▶ MATERIALS PROVIDED
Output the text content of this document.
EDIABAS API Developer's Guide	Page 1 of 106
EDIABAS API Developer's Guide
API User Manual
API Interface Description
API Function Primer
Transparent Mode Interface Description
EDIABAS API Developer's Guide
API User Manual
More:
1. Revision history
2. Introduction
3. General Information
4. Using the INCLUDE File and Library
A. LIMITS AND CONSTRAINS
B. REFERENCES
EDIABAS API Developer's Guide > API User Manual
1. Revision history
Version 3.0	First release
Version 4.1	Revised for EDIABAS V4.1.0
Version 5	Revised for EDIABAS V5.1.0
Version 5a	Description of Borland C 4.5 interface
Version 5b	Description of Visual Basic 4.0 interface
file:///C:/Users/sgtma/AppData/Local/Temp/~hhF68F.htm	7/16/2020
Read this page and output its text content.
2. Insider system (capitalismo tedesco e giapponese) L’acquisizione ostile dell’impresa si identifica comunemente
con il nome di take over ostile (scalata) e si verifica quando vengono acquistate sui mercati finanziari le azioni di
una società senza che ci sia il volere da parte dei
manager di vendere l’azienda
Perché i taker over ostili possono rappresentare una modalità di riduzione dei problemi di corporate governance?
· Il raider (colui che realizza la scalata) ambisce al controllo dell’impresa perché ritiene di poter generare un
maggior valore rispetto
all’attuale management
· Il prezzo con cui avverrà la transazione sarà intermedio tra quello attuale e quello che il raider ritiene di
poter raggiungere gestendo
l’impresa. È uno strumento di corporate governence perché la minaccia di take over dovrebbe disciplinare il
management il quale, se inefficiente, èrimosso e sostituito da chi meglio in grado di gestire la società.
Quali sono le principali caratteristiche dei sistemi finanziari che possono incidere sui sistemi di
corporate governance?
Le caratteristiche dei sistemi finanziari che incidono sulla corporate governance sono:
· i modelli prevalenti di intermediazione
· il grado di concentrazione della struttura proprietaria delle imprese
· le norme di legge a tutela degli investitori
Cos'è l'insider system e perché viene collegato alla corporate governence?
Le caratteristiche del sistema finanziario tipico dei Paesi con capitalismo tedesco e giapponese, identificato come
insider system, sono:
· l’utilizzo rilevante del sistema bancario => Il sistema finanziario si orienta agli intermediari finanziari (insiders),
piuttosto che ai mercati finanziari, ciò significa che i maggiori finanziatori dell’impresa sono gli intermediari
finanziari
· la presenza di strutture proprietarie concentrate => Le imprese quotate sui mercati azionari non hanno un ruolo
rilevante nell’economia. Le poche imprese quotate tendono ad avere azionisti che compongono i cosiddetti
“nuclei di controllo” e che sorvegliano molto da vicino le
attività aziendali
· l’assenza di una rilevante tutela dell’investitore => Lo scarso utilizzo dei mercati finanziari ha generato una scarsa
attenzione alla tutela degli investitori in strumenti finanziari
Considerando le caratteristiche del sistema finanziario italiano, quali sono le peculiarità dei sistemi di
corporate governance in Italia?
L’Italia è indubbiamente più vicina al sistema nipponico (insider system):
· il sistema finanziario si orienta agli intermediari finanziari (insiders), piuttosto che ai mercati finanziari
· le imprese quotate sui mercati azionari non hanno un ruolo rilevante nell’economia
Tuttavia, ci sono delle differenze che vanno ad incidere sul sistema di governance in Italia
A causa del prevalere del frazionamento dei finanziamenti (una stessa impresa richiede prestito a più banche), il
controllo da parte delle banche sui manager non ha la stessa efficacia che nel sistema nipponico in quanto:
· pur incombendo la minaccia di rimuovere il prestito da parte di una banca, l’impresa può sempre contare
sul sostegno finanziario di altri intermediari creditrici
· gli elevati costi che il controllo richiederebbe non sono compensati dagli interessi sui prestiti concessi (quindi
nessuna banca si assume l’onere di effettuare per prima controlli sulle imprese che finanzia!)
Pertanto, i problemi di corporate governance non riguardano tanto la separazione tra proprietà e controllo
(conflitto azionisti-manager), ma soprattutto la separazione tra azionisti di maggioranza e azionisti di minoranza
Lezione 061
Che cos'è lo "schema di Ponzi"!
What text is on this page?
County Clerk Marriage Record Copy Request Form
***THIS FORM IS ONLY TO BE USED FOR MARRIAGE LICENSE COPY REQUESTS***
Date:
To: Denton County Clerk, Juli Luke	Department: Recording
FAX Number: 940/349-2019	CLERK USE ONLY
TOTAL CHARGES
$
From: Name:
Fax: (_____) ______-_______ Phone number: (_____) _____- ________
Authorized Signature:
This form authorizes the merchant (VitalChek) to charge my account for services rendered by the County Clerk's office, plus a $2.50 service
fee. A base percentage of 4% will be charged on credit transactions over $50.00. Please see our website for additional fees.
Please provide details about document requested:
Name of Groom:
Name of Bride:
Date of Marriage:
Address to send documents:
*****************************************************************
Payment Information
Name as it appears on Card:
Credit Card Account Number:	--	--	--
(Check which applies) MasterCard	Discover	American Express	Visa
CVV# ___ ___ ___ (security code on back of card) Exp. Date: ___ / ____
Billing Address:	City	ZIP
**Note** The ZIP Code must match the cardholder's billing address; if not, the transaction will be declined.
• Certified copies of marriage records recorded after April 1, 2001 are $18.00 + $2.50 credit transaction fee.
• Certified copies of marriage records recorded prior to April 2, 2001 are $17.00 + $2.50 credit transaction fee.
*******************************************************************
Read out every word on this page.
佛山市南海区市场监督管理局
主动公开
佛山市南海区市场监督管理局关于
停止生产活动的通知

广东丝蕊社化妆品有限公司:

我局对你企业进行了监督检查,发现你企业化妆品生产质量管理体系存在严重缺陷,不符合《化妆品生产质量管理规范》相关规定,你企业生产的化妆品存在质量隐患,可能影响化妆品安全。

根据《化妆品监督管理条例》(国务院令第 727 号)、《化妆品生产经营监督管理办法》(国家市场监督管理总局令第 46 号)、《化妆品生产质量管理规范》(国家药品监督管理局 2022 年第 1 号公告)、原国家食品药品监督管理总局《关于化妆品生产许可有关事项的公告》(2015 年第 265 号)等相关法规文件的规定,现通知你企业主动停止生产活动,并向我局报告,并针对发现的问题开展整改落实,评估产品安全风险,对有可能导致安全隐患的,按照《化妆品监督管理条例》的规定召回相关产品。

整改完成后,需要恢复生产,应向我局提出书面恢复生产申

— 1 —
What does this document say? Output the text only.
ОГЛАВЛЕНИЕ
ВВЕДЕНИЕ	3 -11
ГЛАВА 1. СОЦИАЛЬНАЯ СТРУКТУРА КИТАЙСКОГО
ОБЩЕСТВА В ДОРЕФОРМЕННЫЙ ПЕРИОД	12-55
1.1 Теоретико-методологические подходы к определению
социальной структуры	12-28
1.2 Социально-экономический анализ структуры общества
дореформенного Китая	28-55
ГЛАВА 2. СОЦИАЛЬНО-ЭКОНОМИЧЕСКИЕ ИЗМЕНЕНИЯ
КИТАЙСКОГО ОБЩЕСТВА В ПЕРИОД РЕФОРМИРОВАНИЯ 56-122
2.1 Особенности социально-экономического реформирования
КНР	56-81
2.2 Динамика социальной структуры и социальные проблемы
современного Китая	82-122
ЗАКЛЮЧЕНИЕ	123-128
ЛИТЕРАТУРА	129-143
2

▶ THE REQUEST
Repeat all of the entries exactly.

▶ FULL ANSWER
Output the text content of this document.
EDIABAS API Developer's Guide	Page 1 of 106
EDIABAS API Developer's Guide
API User Manual
API Interface Description
API Function Primer
Transparent Mode Interface Description
EDIABAS API Developer's Guide
API User Manual
More:
1. Revision history
2. Introduction
3. General Information
4. Using the INCLUDE File and Library
A. LIMITS AND CONSTRAINS
B. REFERENCES
EDIABAS API Developer's Guide > API User Manual
1. Revision history
Version 3.0	First release
Version 4.1	Revised for EDIABAS V4.1.0
Version 5	Revised for EDIABAS V5.1.0
Version 5a	Description of Borland C 4.5 interface
Version 5b	Description of Visual Basic 4.0 interface
file:///C:/Users/sgtma/AppData/Local/Temp/~hhF68F.htm	7/16/2020
Read this page and output its text content.
2. Insider system (capitalismo tedesco e giapponese) L’acquisizione ostile dell’impresa si identifica comunemente
con il nome di take over ostile (scalata) e si verifica quando vengono acquistate sui mercati finanziari le azioni di
una società senza che ci sia il volere da parte dei
manager di vendere l’azienda
Perché i taker over ostili possono rappresentare una modalità di riduzione dei problemi di corporate governance?
· Il raider (colui che realizza la scalata) ambisce al controllo dell’impresa perché ritiene di poter generare un
maggior valore rispetto
all’attuale management
· Il prezzo con cui avverrà la transazione sarà intermedio tra quello attuale e quello che il raider ritiene di
poter raggiungere gestendo
l’impresa. È uno strumento di corporate governence perché la minaccia di take over dovrebbe disciplinare il
management il quale, se inefficiente, èrimosso e sostituito da chi meglio in grado di gestire la società.
Quali sono le principali caratteristiche dei sistemi finanziari che possono incidere sui sistemi di
corporate governance?
Le caratteristiche dei sistemi finanziari che incidono sulla corporate governance sono:
· i modelli prevalenti di intermediazione
· il grado di concentrazione della struttura proprietaria delle imprese
· le norme di legge a tutela degli investitori
Cos'è l'insider system e perché viene collegato alla corporate governence?
Le caratteristiche del sistema finanziario tipico dei Paesi con capitalismo tedesco e giapponese, identificato come
insider system, sono:
· l’utilizzo rilevante del sistema bancario => Il sistema finanziario si orienta agli intermediari finanziari (insiders),
piuttosto che ai mercati finanziari, ciò significa che i maggiori finanziatori dell’impresa sono gli intermediari
finanziari
· la presenza di strutture proprietarie concentrate => Le imprese quotate sui mercati azionari non hanno un ruolo
rilevante nell’economia. Le poche imprese quotate tendono ad avere azionisti che compongono i cosiddetti
“nuclei di controllo” e che sorvegliano molto da vicino le
attività aziendali
· l’assenza di una rilevante tutela dell’investitore => Lo scarso utilizzo dei mercati finanziari ha generato una scarsa
attenzione alla tutela degli investitori in strumenti finanziari
Considerando le caratteristiche del sistema finanziario italiano, quali sono le peculiarità dei sistemi di
corporate governance in Italia?
L’Italia è indubbiamente più vicina al sistema nipponico (insider system):
· il sistema finanziario si orienta agli intermediari finanziari (insiders), piuttosto che ai mercati finanziari
· le imprese quotate sui mercati azionari non hanno un ruolo rilevante nell’economia
Tuttavia, ci sono delle differenze che vanno ad incidere sul sistema di governance in Italia
A causa del prevalere del frazionamento dei finanziamenti (una stessa impresa richiede prestito a più banche), il
controllo da parte delle banche sui manager non ha la stessa efficacia che nel sistema nipponico in quanto:
· pur incombendo la minaccia di rimuovere il prestito da parte di una banca, l’impresa può sempre contare
sul sostegno finanziario di altri intermediari creditrici
· gli elevati costi che il controllo richiederebbe non sono compensati dagli interessi sui prestiti concessi (quindi
nessuna banca si assume l’onere di effettuare per prima controlli sulle imprese che finanzia!)
Pertanto, i problemi di corporate governance non riguardano tanto la separazione tra proprietà e controllo
(conflitto azionisti-manager), ma soprattutto la separazione tra azionisti di maggioranza e azionisti di minoranza
Lezione 061
Che cos'è lo "schema di Ponzi"!
What text is on this page?
County Clerk Marriage Record Copy Request Form
***THIS FORM IS ONLY TO BE USED FOR MARRIAGE LICENSE COPY REQUESTS***
Date:
To: Denton County Clerk, Juli Luke	Department: Recording
FAX Number: 940/349-2019	CLERK USE ONLY
TOTAL CHARGES
$
From: Name:
Fax: (_____) ______-_______ Phone number: (_____) _____- ________
Authorized Signature:
This form authorizes the merchant (VitalChek) to charge my account for services rendered by the County Clerk's office, plus a $2.50 service
fee. A base percentage of 4% will be charged on credit transactions over $50.00. Please see our website for additional fees.
Please provide details about document requested:
Name of Groom:
Name of Bride:
Date of Marriage:
Address to send documents:
*****************************************************************
Payment Information
Name as it appears on Card:
Credit Card Account Number:	--	--	--
(Check which applies) MasterCard	Discover	American Express	Visa
CVV# ___ ___ ___ (security code on back of card) Exp. Date: ___ / ____
Billing Address:	City	ZIP
**Note** The ZIP Code must match the cardholder's billing address; if not, the transaction will be declined.
• Certified copies of marriage records recorded after April 1, 2001 are $18.00 + $2.50 credit transaction fee.
• Certified copies of marriage records recorded prior to April 2, 2001 are $17.00 + $2.50 credit transaction fee.
*******************************************************************
Read out every word on this page.
佛山市南海区市场监督管理局
主动公开
佛山市南海区市场监督管理局关于
停止生产活动的通知

广东丝蕊社化妆品有限公司:

我局对你企业进行了监督检查,发现你企业化妆品生产质量管理体系存在严重缺陷,不符合《化妆品生产质量管理规范》相关规定,你企业生产的化妆品存在质量隐患,可能影响化妆品安全。

根据《化妆品监督管理条例》(国务院令第 727 号)、《化妆品生产经营监督管理办法》(国家市场监督管理总局令第 46 号)、《化妆品生产质量管理规范》(国家药品监督管理局 2022 年第 1 号公告)、原国家食品药品监督管理总局《关于化妆品生产许可有关事项的公告》(2015 年第 265 号)等相关法规文件的规定,现通知你企业主动停止生产活动,并向我局报告,并针对发现的问题开展整改落实,评估产品安全风险,对有可能导致安全隐患的,按照《化妆品监督管理条例》的规定召回相关产品。

整改完成后,需要恢复生产,应向我局提出书面恢复生产申

— 1 —
What does this document say? Output the text only.
ОГЛАВЛЕНИЕ
ВВЕДЕНИЕ	3 -11
ГЛАВА 1. СОЦИАЛЬНАЯ СТРУКТУРА КИТАЙСКОГО
ОБЩЕСТВА В ДОРЕФОРМЕННЫЙ ПЕРИОД	12-55
1.1 Теоретико-методологические подходы к определению
социальной структуры	12-28
1.2 Социально-экономический анализ структуры общества
дореформенного Китая	28-55
ГЛАВА 2. СОЦИАЛЬНО-ЭКОНОМИЧЕСКИЕ ИЗМЕНЕНИЯ
КИТАЙСКОГО ОБЩЕСТВА В ПЕРИОД РЕФОРМИРОВАНИЯ 56-122
2.1 Особенности социально-экономического реформирования
КНР	56-81
2.2 Динамика социальной структуры и социальные проблемы
современного Китая	82-122
ЗАКЛЮЧЕНИЕ	123-128
ЛИТЕРАТУРА	129-143
2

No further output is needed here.